* **TASK DATA**:
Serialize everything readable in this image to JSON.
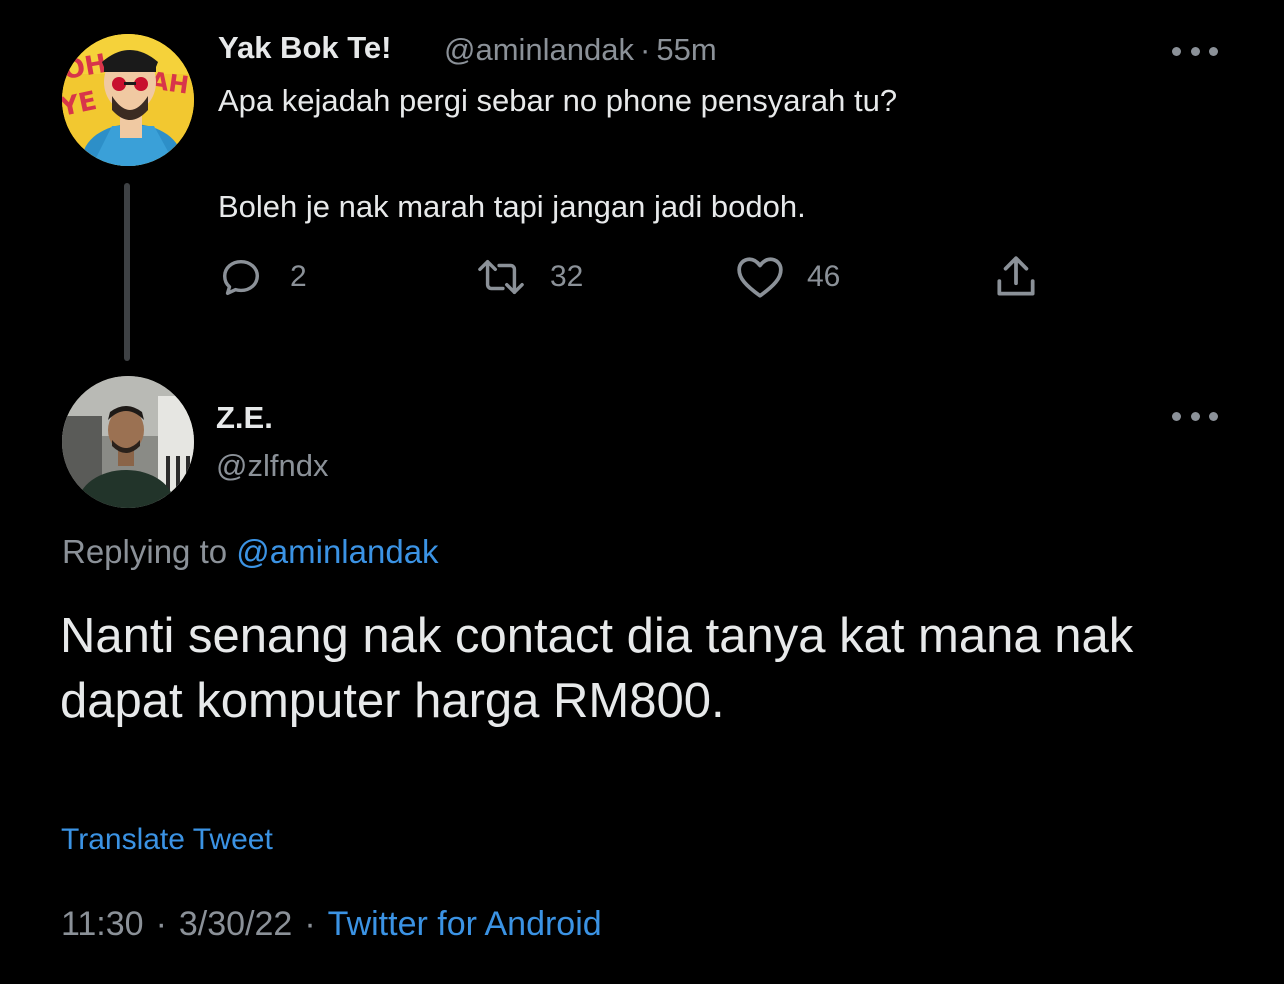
{
  "parent_tweet": {
    "display_name": "Yak Bok Te!",
    "handle": "@aminlandak",
    "separator": "·",
    "time_ago": "55m",
    "text_line1": "Apa kejadah pergi sebar no phone pensyarah tu?",
    "text_line2": "Boleh je nak marah tapi jangan jadi bodoh.",
    "replies": "2",
    "retweets": "32",
    "likes": "46",
    "avatar_text": "OH YEAH"
  },
  "main_tweet": {
    "display_name": "Z.E.",
    "handle": "@zlfndx",
    "replying_label": "Replying to",
    "replying_handle": "@aminlandak",
    "text": "Nanti senang nak contact dia tanya kat mana nak dapat komputer harga RM800.",
    "translate_label": "Translate Tweet",
    "time": "11:30",
    "separator": "·",
    "date": "3/30/22",
    "source": "Twitter for Android"
  },
  "icons": {
    "reply": "reply-icon",
    "retweet": "retweet-icon",
    "like": "heart-icon",
    "share": "share-icon",
    "more": "more-options-icon"
  },
  "colors": {
    "background": "#000000",
    "text_primary": "#e7e9ea",
    "text_secondary": "#8b9198",
    "link": "#3b93e4",
    "thread_line": "#3e4144"
  }
}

* **WORK TO DO**:
Repeat all of the data above word for word, minus the pictures.

* **PROBLEM SOLUTION**:
Serialize everything readable in this image to JSON.
{
  "parent_tweet": {
    "display_name": "Yak Bok Te!",
    "handle": "@aminlandak",
    "separator": "·",
    "time_ago": "55m",
    "text_line1": "Apa kejadah pergi sebar no phone pensyarah tu?",
    "text_line2": "Boleh je nak marah tapi jangan jadi bodoh.",
    "replies": "2",
    "retweets": "32",
    "likes": "46",
    "avatar_text": "OH YEAH"
  },
  "main_tweet": {
    "display_name": "Z.E.",
    "handle": "@zlfndx",
    "replying_label": "Replying to",
    "replying_handle": "@aminlandak",
    "text": "Nanti senang nak contact dia tanya kat mana nak dapat komputer harga RM800.",
    "translate_label": "Translate Tweet",
    "time": "11:30",
    "separator": "·",
    "date": "3/30/22",
    "source": "Twitter for Android"
  },
  "icons": {
    "reply": "reply-icon",
    "retweet": "retweet-icon",
    "like": "heart-icon",
    "share": "share-icon",
    "more": "more-options-icon"
  },
  "colors": {
    "background": "#000000",
    "text_primary": "#e7e9ea",
    "text_secondary": "#8b9198",
    "link": "#3b93e4",
    "thread_line": "#3e4144"
  }
}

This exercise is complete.